Cardiologists are aware that the common type of sleep apnoea – obstructive sleep apnoea or OSA – is linked to a number of heart and blood vessel (cardiovascular) problems including high blood pressure (hypertension), artery disease – including coronary, aortic and carotid arteries – cardiomyopathy and heart failure.
Snoring is a marker of risk of OSA but most snorers (2 in 3) don’t have sleep apnoea; it is possible to have OSA and not be known to snore. In sleep apnoea, the airway collapses, partly or completely during sleep and normal breathing recovers because the brain briefly wakes up from sleep (called an ‘arousal’) promptly followed by sleep, snoring and obstruction. This cycle is repeated literally 100’s of times a night in more severely affected patients. It is often more severe in the deeper stages of sleep called slow wave and REM sleep. This loss or duration and quality of sleep can affect daytime performance greatly but most sufferers of OSA have no identifiable daytime symptoms.
OSA is often thought of as a disease of overweight middle-aged men, but it occurs at all ages, in men and women- including during pregnancy- and in slim as well as the obese.
Recent research has shown that heart rhythm problems such as atrial fibrillation (AF), slow heart rhythms (sinus bradycardia and heart block) as well as potentially serious arrhythmias like ventricular tachycardia (VT), are common in OSA especially when it is severe.
The consequences of these conditions may be heart attacks, strokes and even sudden death. Undetected or untreated OSA can adversely impact on treatment of heart disease with medications, electrical cardioversion, pacemakers or defibrillators.
A recent study from the Mayo Clinic showed that 80% of those admitted for electrical cardioversion of atrial fibrillation had OSA and only 1 in 3 (35%) were sleepy using the Epworth Sleepiness Scale. In a previous study the same group showed those with untreated or inadequately treated OSA were twice as likely to have gone back into AF over the next year.

TASK ITEM |
Using the text on sleep apnoea and the heart, answer these questions:
(a) What share of snorers does the text say do not have sleep apnoea?
(b) According to the Mayo Clinic study, what percentage of those admitted for electrical cardioversion of atrial fibrillation had OSA?
(c) Which two deeper stages of sleep does the text name as those in which OSA is often more severe?
Use only the text on sleep apnoea to respond; draw on no outside knowledge.

ENTRIES PROVIDED |

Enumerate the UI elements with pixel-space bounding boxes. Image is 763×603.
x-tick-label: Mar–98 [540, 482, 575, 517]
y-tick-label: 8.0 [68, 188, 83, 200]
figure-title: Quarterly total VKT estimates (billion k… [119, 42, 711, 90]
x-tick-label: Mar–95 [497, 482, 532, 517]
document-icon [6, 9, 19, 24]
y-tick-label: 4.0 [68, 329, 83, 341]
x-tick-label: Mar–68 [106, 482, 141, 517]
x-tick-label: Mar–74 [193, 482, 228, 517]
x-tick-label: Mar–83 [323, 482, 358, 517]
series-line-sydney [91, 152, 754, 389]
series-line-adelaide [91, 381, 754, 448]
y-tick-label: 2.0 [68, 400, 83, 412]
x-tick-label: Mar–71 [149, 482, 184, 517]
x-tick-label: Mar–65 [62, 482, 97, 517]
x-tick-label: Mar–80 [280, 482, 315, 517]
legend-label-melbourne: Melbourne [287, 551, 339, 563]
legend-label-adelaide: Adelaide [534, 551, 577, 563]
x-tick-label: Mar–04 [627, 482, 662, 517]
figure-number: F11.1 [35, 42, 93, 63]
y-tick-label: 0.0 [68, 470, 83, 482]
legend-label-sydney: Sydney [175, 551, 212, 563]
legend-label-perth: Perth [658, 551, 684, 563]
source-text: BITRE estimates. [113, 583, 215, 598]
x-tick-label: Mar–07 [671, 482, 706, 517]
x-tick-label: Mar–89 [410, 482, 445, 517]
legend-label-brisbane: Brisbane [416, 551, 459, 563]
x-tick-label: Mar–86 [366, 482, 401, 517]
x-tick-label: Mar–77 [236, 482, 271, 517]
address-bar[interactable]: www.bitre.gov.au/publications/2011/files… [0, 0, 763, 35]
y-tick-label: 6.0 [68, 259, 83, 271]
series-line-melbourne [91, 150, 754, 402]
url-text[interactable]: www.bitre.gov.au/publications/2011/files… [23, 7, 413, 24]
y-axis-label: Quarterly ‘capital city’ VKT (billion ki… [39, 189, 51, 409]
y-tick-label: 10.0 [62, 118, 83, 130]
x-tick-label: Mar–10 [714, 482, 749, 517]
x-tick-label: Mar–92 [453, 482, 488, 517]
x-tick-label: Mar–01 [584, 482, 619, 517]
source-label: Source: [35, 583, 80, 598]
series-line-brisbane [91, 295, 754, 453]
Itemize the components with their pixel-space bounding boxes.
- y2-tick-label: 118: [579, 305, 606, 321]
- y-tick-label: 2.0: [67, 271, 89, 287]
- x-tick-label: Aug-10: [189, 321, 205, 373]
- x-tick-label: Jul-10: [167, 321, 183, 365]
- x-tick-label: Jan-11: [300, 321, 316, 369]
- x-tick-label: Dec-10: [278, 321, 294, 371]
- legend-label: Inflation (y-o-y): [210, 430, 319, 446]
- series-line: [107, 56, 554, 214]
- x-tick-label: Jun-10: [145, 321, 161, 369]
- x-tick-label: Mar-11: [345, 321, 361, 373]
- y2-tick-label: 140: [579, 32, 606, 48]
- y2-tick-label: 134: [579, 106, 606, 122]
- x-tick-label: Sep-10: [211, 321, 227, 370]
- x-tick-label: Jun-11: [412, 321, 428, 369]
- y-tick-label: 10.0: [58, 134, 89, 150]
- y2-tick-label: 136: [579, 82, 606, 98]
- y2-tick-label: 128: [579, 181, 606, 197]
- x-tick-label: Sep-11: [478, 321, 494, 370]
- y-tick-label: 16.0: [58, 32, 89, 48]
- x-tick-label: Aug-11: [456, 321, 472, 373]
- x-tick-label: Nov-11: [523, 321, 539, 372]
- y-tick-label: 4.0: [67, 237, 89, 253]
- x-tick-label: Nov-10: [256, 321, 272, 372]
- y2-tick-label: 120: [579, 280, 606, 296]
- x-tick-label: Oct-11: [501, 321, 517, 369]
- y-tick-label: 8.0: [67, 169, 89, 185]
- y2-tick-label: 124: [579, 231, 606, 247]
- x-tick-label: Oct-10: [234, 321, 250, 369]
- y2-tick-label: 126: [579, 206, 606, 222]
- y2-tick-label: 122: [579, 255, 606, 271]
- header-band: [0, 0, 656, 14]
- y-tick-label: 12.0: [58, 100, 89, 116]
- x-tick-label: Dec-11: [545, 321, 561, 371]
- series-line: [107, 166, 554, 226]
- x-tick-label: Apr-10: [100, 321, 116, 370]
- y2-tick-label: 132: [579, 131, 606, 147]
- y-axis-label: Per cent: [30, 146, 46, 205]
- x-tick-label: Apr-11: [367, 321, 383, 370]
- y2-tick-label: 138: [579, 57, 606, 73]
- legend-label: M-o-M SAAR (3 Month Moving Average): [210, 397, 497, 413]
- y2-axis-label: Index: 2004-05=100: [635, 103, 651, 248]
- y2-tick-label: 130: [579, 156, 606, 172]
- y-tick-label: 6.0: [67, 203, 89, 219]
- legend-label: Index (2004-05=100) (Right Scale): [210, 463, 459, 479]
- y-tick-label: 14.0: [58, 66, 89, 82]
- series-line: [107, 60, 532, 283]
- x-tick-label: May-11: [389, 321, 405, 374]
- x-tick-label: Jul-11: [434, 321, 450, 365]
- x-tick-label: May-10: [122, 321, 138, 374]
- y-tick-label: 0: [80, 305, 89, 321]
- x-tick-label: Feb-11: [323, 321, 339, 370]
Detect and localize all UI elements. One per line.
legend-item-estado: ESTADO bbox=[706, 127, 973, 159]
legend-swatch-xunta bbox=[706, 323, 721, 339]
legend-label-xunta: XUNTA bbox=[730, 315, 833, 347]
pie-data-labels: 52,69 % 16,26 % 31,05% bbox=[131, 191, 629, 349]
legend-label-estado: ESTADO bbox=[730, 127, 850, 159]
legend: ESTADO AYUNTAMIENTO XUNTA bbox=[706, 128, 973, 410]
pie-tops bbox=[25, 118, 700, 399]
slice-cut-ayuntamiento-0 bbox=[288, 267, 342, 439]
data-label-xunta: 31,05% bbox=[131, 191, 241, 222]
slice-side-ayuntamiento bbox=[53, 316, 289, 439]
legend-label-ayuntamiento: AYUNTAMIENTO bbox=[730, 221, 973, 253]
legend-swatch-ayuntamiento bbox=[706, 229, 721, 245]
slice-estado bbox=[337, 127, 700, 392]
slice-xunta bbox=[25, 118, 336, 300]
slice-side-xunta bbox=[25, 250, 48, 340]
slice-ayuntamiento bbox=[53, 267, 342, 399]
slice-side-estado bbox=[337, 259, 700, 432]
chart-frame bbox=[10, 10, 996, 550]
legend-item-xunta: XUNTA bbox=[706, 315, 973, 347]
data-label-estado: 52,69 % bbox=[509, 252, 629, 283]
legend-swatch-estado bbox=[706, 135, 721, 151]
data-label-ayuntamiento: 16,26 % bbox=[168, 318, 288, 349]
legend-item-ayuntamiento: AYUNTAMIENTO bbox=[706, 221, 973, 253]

EXERCISE ANSWER |
(a) Most snorers, 2 in 3, do not have sleep apnoea.
(b) 80% had OSA.
(c) Slow wave sleep and REM sleep.